--- SHORT PROBLEM ---
Can you find the lines of the listing that include "Surry" and copy every one?

--- DATASET ROWS ---
_ _ _ _

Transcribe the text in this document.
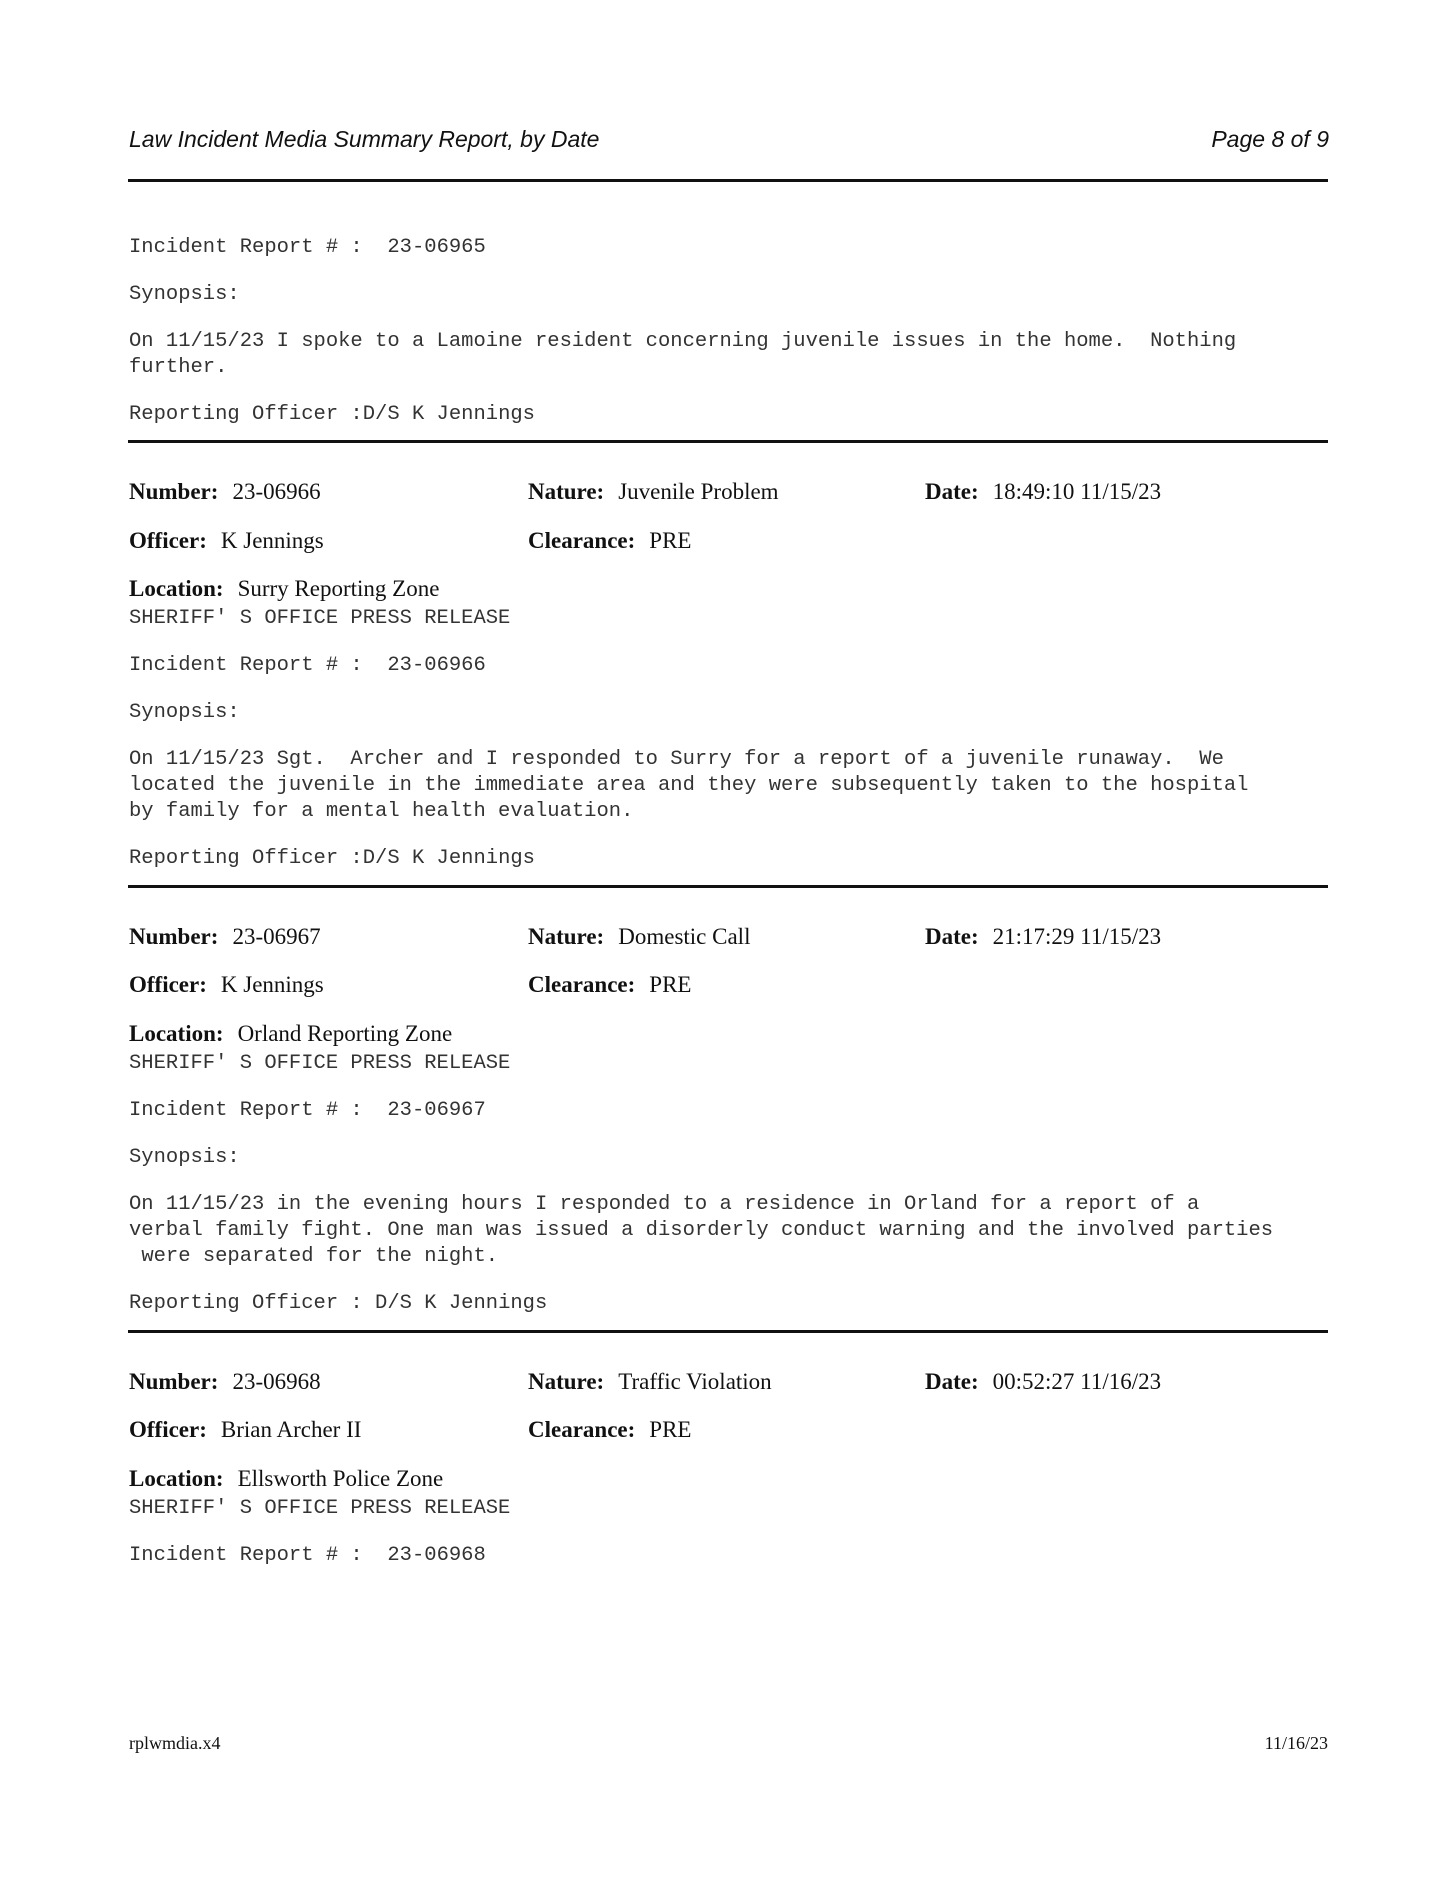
Law Incident Media Summary Report, by Date	Page 8 of 9
Incident Report # : 23-06965
Synopsis:
On 11/15/23 I spoke to a Lamoine resident concerning juvenile issues in the home.  Nothing
further.
Reporting Officer :D/S K Jennings
Number: 23-06966	Nature: Juvenile Problem	Date: 18:49:10 11/15/23
Officer: K Jennings	Clearance: PRE
Location: Surry Reporting Zone
SHERIFF' S OFFICE PRESS RELEASE
Incident Report # : 23-06966
Synopsis:
On 11/15/23 Sgt.  Archer and I responded to Surry for a report of a juvenile runaway.  We
located the juvenile in the immediate area and they were subsequently taken to the hospital
by family for a mental health evaluation.
Reporting Officer :D/S K Jennings
Number: 23-06967	Nature: Domestic Call	Date: 21:17:29 11/15/23
Officer: K Jennings	Clearance: PRE
Location: Orland Reporting Zone
SHERIFF' S OFFICE PRESS RELEASE
Incident Report # : 23-06967
Synopsis:
On 11/15/23 in the evening hours I responded to a residence in Orland for a report of a
verbal family fight. One man was issued a disorderly conduct warning and the involved parties
were separated for the night.
Reporting Officer : D/S K Jennings
Number: 23-06968	Nature: Traffic Violation	Date: 00:52:27 11/16/23
Officer: Brian Archer II	Clearance: PRE
Location: Ellsworth Police Zone
SHERIFF' S OFFICE PRESS RELEASE
Incident Report # : 23-06968
rplwmdia.x4	11/16/23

_ _ _ _

--- WRITTEN RESPONSE ---
Location: Surry Reporting Zone
On 11/15/23 Sgt.  Archer and I responded to Surry for a report of a juvenile runaway.  We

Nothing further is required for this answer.